Every line of the material is to be quoted verbatim, minus the pictures.

::::::

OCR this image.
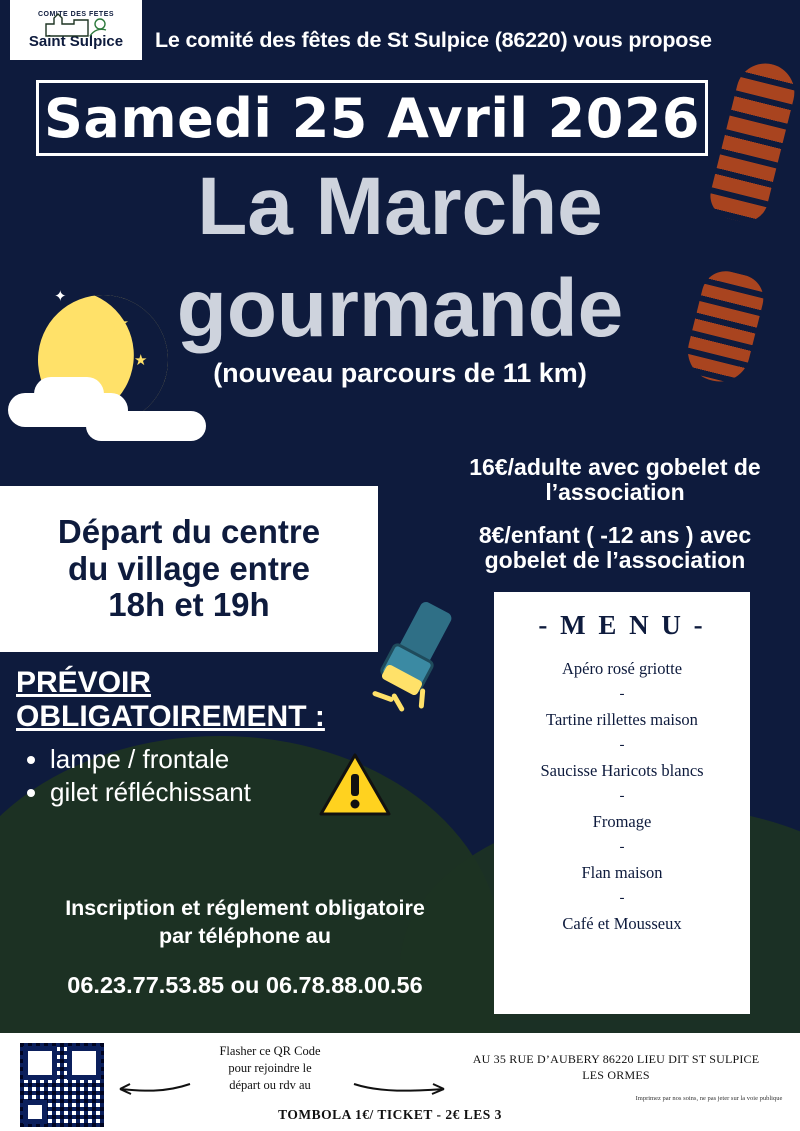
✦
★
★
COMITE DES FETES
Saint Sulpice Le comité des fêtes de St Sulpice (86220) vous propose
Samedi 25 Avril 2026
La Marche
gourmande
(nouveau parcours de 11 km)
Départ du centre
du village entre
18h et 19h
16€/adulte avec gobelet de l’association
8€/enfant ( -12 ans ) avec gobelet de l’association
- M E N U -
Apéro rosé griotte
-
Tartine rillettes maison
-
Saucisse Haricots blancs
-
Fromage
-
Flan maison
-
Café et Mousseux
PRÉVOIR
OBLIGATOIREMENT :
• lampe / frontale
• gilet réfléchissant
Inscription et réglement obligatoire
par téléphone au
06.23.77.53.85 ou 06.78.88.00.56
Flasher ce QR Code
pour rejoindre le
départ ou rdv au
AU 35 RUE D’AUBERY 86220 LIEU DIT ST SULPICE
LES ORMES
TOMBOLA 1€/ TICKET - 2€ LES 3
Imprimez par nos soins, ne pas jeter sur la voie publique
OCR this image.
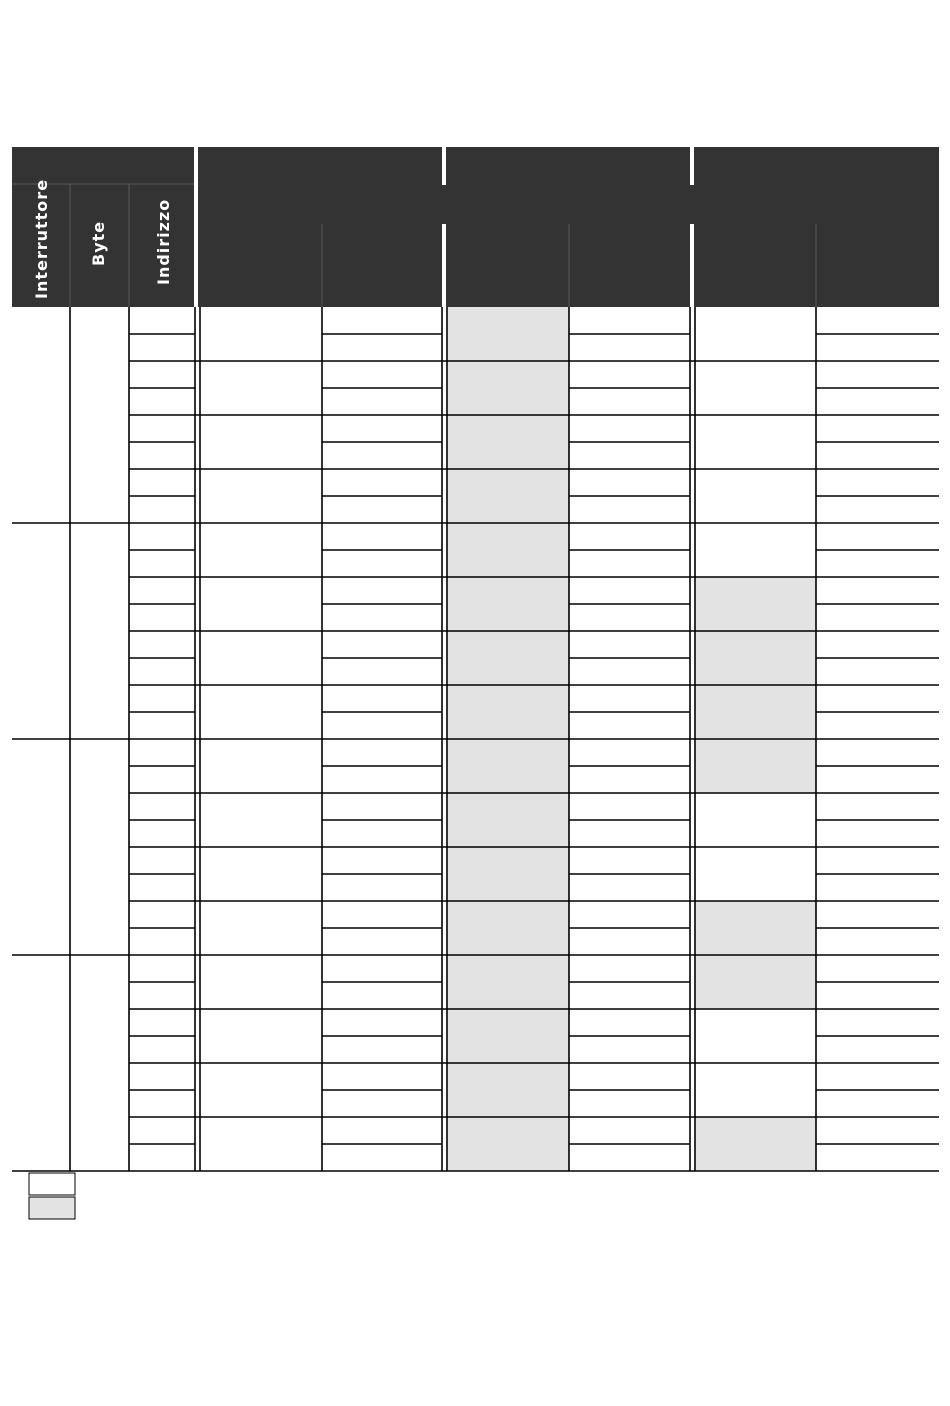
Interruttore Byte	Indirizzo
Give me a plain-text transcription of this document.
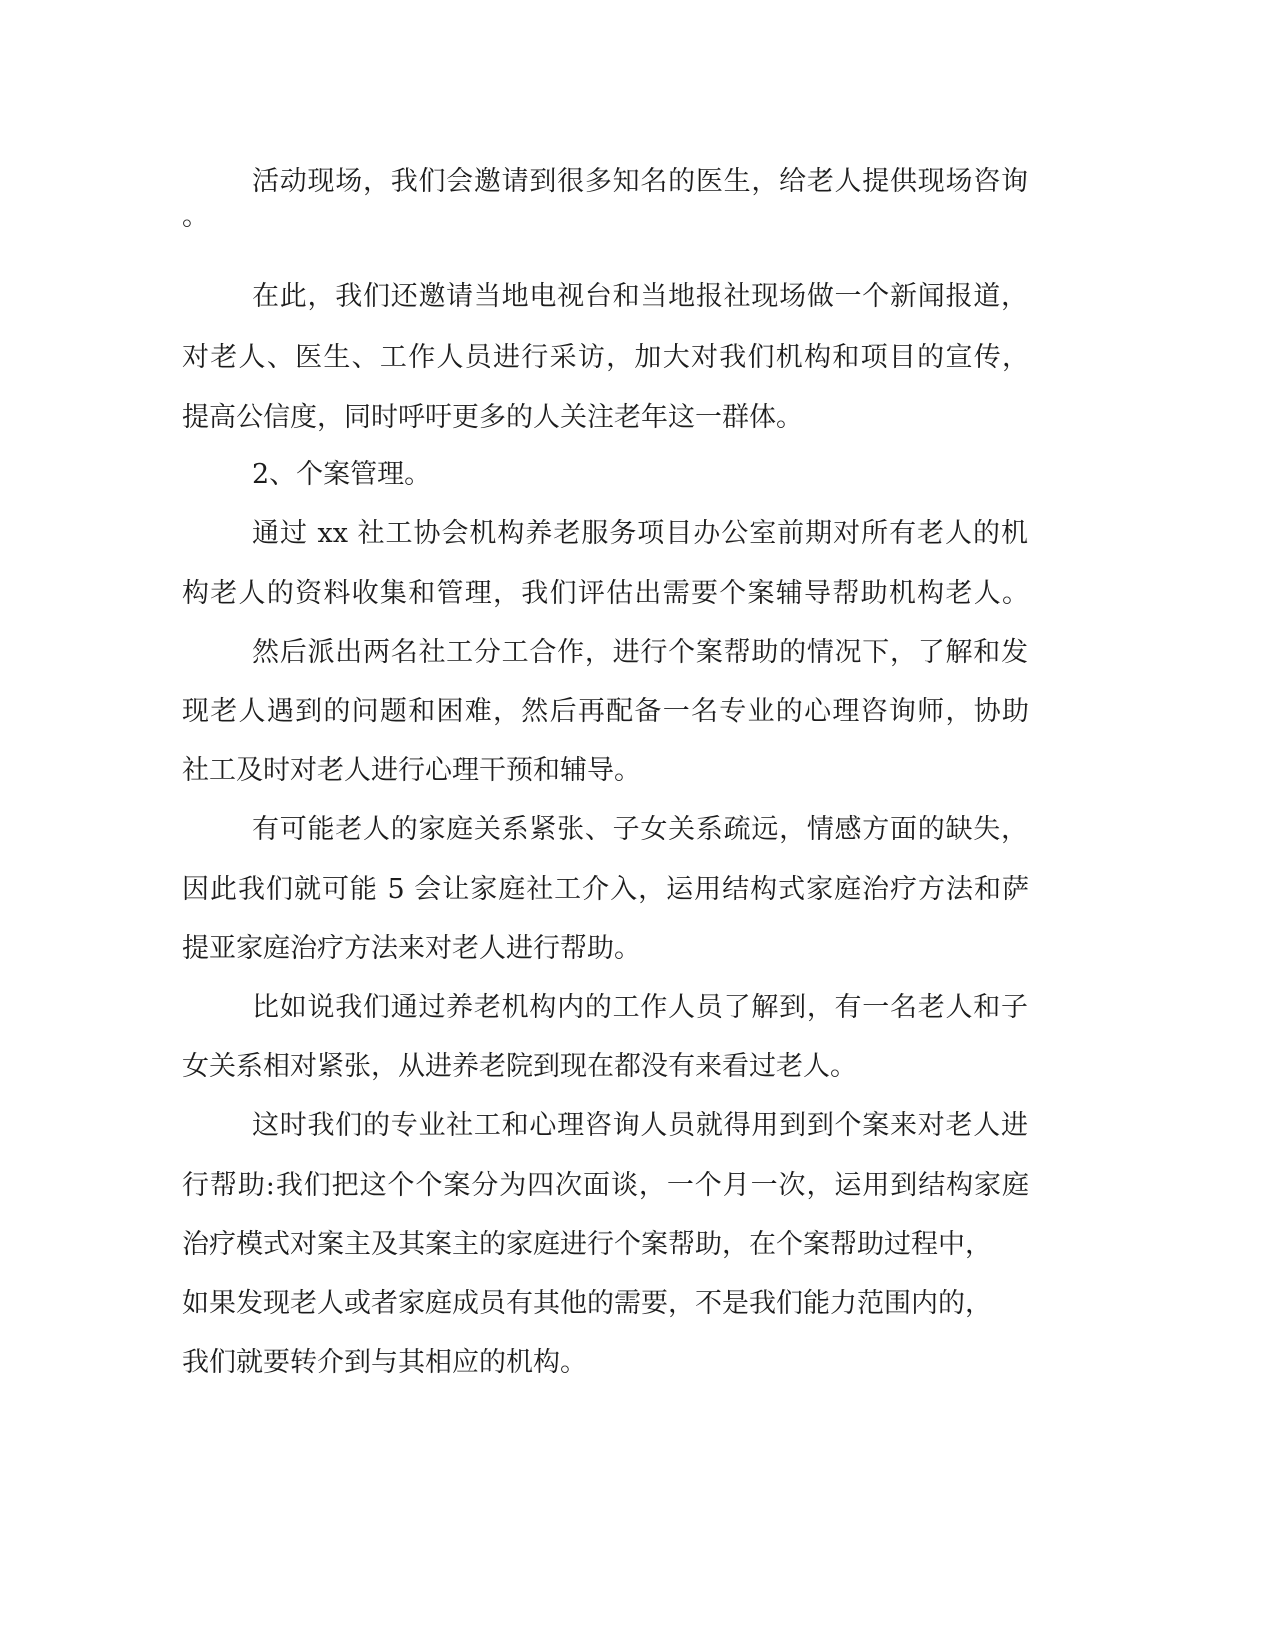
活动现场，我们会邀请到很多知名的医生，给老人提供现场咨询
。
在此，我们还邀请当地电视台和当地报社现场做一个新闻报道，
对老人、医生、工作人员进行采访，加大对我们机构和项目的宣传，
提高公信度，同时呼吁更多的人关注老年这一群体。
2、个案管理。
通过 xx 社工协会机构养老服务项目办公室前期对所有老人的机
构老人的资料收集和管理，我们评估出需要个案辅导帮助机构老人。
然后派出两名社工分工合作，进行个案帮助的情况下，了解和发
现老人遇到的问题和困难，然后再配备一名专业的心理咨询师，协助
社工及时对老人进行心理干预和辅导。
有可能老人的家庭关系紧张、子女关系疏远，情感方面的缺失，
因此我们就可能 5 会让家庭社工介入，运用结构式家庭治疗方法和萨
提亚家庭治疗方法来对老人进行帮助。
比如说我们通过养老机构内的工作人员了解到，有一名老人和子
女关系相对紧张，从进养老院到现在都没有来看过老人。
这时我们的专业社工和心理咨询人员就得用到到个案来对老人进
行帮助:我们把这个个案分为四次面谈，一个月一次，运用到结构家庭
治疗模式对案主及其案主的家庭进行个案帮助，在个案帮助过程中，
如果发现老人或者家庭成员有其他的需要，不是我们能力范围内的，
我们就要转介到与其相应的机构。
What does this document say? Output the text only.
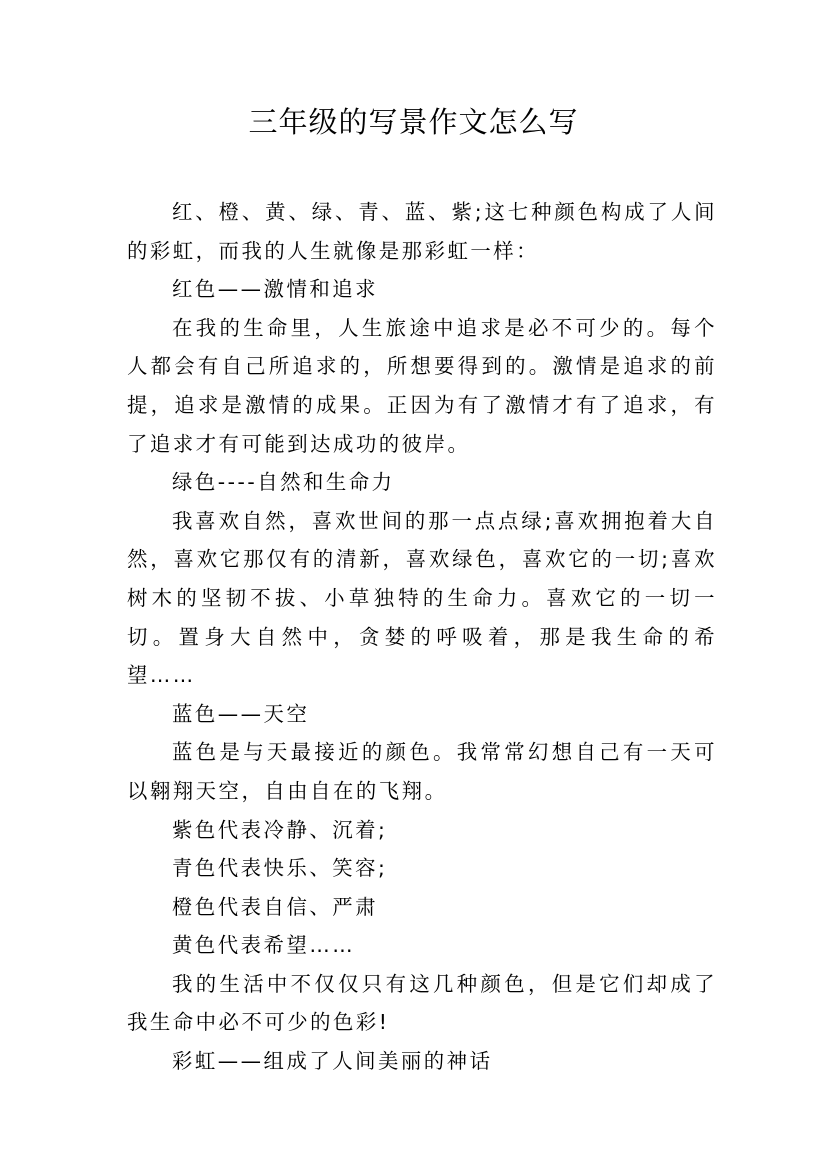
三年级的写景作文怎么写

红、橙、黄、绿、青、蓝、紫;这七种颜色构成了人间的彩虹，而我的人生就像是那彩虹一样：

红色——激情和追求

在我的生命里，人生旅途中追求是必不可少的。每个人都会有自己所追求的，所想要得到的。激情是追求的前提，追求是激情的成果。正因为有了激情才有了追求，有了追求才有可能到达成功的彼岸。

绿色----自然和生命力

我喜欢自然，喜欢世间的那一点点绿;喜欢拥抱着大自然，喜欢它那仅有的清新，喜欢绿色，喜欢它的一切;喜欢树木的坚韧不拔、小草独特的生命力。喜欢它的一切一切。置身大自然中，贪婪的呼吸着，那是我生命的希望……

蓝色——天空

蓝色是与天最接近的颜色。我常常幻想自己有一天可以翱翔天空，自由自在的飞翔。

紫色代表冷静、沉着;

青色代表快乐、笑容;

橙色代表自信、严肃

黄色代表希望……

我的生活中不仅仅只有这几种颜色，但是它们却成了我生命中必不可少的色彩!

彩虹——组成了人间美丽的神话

::::::

◆ **EXERCISE SOLUTION**:
OCR this image.
✦
★
★
COMITE DES FETES
Saint Sulpice Le comité des fêtes de St Sulpice (86220) vous propose
Samedi 25 Avril 2026
La Marche
gourmande
(nouveau parcours de 11 km)
Départ du centre
du village entre
18h et 19h
16€/adulte avec gobelet de l’association
8€/enfant ( -12 ans ) avec gobelet de l’association
- M E N U -
Apéro rosé griotte
-
Tartine rillettes maison
-
Saucisse Haricots blancs
-
Fromage
-
Flan maison
-
Café et Mousseux
PRÉVOIR
OBLIGATOIREMENT :
• lampe / frontale
• gilet réfléchissant
Inscription et réglement obligatoire
par téléphone au
06.23.77.53.85 ou 06.78.88.00.56
Flasher ce QR Code
pour rejoindre le
départ ou rdv au
AU 35 RUE D’AUBERY 86220 LIEU DIT ST SULPICE
LES ORMES
TOMBOLA 1€/ TICKET - 2€ LES 3
Imprimez par nos soins, ne pas jeter sur la voie publique
OCR this image.
Interruttore Byte	Indirizzo
Give me a plain-text transcription of this document.
活动现场，我们会邀请到很多知名的医生，给老人提供现场咨询
。
在此，我们还邀请当地电视台和当地报社现场做一个新闻报道，
对老人、医生、工作人员进行采访，加大对我们机构和项目的宣传，
提高公信度，同时呼吁更多的人关注老年这一群体。
2、个案管理。
通过 xx 社工协会机构养老服务项目办公室前期对所有老人的机
构老人的资料收集和管理，我们评估出需要个案辅导帮助机构老人。
然后派出两名社工分工合作，进行个案帮助的情况下，了解和发
现老人遇到的问题和困难，然后再配备一名专业的心理咨询师，协助
社工及时对老人进行心理干预和辅导。
有可能老人的家庭关系紧张、子女关系疏远，情感方面的缺失，
因此我们就可能 5 会让家庭社工介入，运用结构式家庭治疗方法和萨
提亚家庭治疗方法来对老人进行帮助。
比如说我们通过养老机构内的工作人员了解到，有一名老人和子
女关系相对紧张，从进养老院到现在都没有来看过老人。
这时我们的专业社工和心理咨询人员就得用到到个案来对老人进
行帮助:我们把这个个案分为四次面谈，一个月一次，运用到结构家庭
治疗模式对案主及其案主的家庭进行个案帮助，在个案帮助过程中，
如果发现老人或者家庭成员有其他的需要，不是我们能力范围内的，
我们就要转介到与其相应的机构。
What does this document say? Output the text only.
三年级的写景作文怎么写

红、橙、黄、绿、青、蓝、紫;这七种颜色构成了人间的彩虹，而我的人生就像是那彩虹一样：

红色——激情和追求

在我的生命里，人生旅途中追求是必不可少的。每个人都会有自己所追求的，所想要得到的。激情是追求的前提，追求是激情的成果。正因为有了激情才有了追求，有了追求才有可能到达成功的彼岸。

绿色----自然和生命力

我喜欢自然，喜欢世间的那一点点绿;喜欢拥抱着大自然，喜欢它那仅有的清新，喜欢绿色，喜欢它的一切;喜欢树木的坚韧不拔、小草独特的生命力。喜欢它的一切一切。置身大自然中，贪婪的呼吸着，那是我生命的希望……

蓝色——天空

蓝色是与天最接近的颜色。我常常幻想自己有一天可以翱翔天空，自由自在的飞翔。

紫色代表冷静、沉着;

青色代表快乐、笑容;

橙色代表自信、严肃

黄色代表希望……

我的生活中不仅仅只有这几种颜色，但是它们却成了我生命中必不可少的色彩!

彩虹——组成了人间美丽的神话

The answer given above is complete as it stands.